• **What this task involves**: Search the records for "Production". Copy every line where it appears.

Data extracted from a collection
## START

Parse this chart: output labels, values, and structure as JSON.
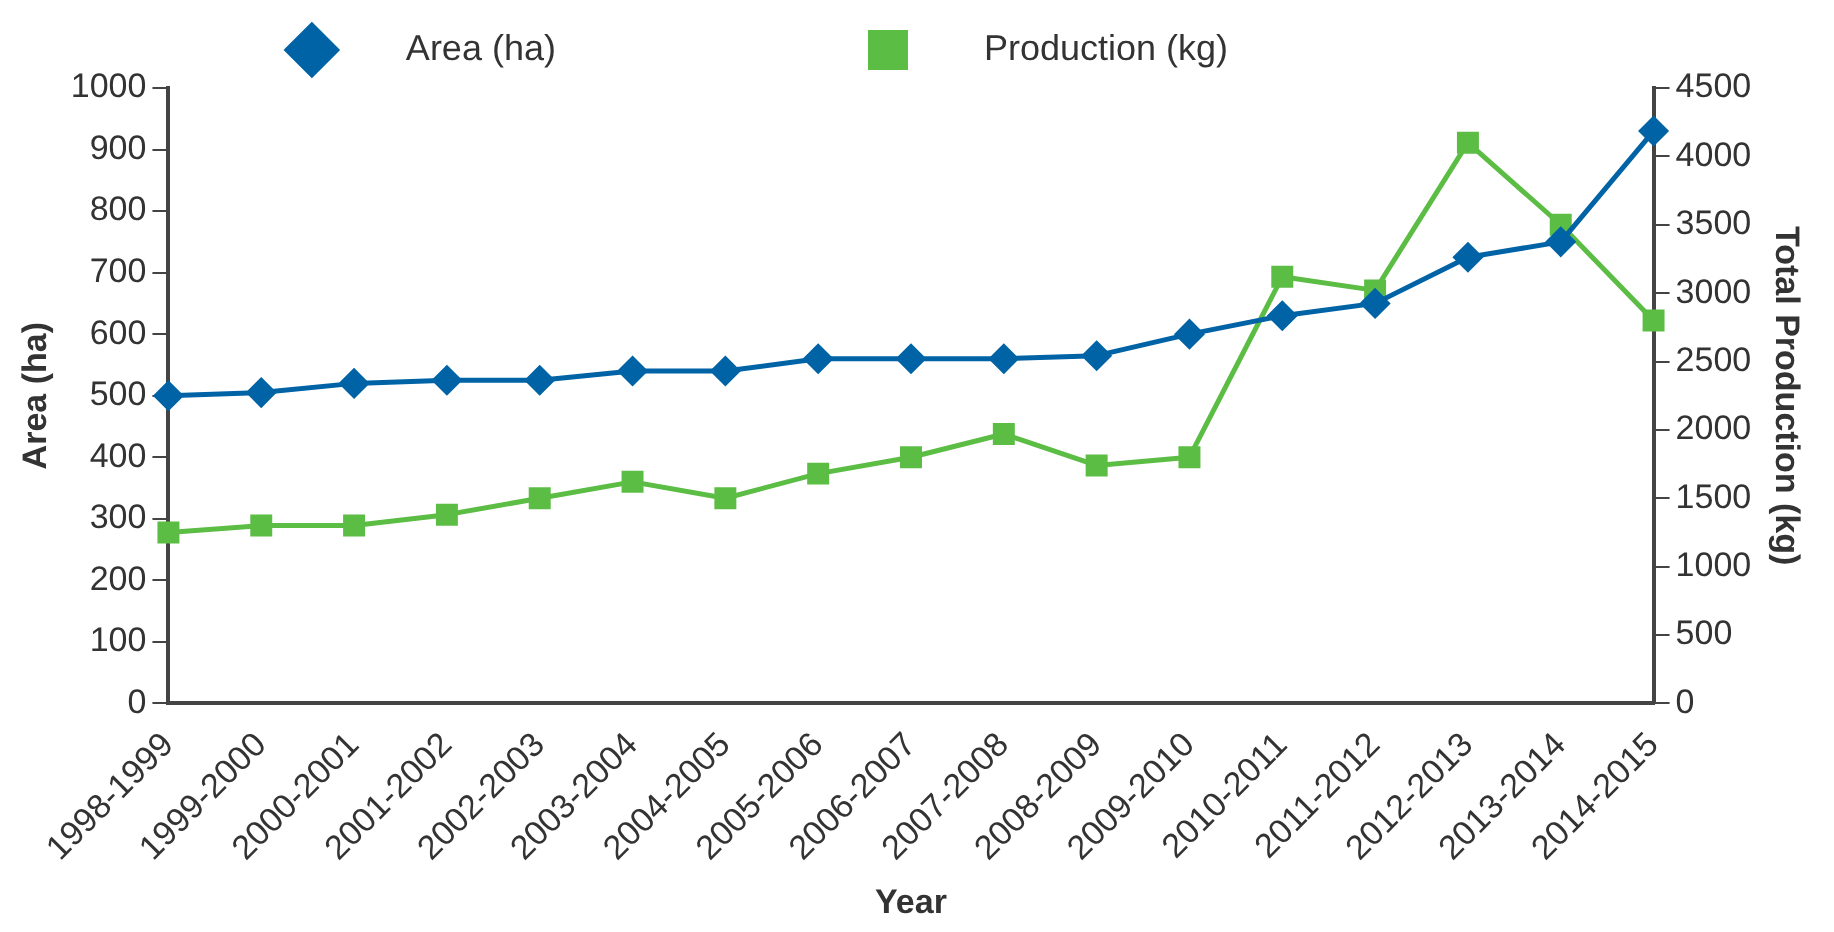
{
  "chart_data": {
    "type": "line",
    "xlabel": "Year",
    "ylabel": "Area (ha)",
    "y2label": "Total Production (kg)",
    "categories": [
      "1998-1999",
      "1999-2000",
      "2000-2001",
      "2001-2002",
      "2002-2003",
      "2003-2004",
      "2004-2005",
      "2005-2006",
      "2006-2007",
      "2007-2008",
      "2008-2009",
      "2009-2010",
      "2010-2011",
      "2011-2012",
      "2012-2013",
      "2013-2014",
      "2014-2015"
    ],
    "series": [
      {
        "name": "Area (ha)",
        "color": "#0063a6",
        "marker": "diamond",
        "values": [
          500,
          505,
          520,
          525,
          525,
          540,
          540,
          560,
          560,
          560,
          565,
          600,
          630,
          650,
          725,
          750,
          930
        ]
      },
      {
        "name": "Production (kg)",
        "color": "#5cbd45",
        "marker": "square",
        "axis": "y2",
        "values": [
          1250,
          1300,
          1300,
          1380,
          1500,
          1620,
          1500,
          1680,
          1800,
          1970,
          1740,
          1800,
          3120,
          3020,
          4100,
          3500,
          2800
        ]
      }
    ],
    "ylim": [
      0,
      1000
    ],
    "yticks": [
      0,
      100,
      200,
      300,
      400,
      500,
      600,
      700,
      800,
      900,
      1000
    ],
    "y2lim": [
      0,
      4500
    ],
    "y2ticks": [
      0,
      500,
      1000,
      1500,
      2000,
      2500,
      3000,
      3500,
      4000,
      4500
    ],
    "grid": false,
    "legend": "top",
    "line_style": "solid"
  }
}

## END

• **Solution below**:
    "y2label": "Total Production (kg)",
        "name": "Production (kg)",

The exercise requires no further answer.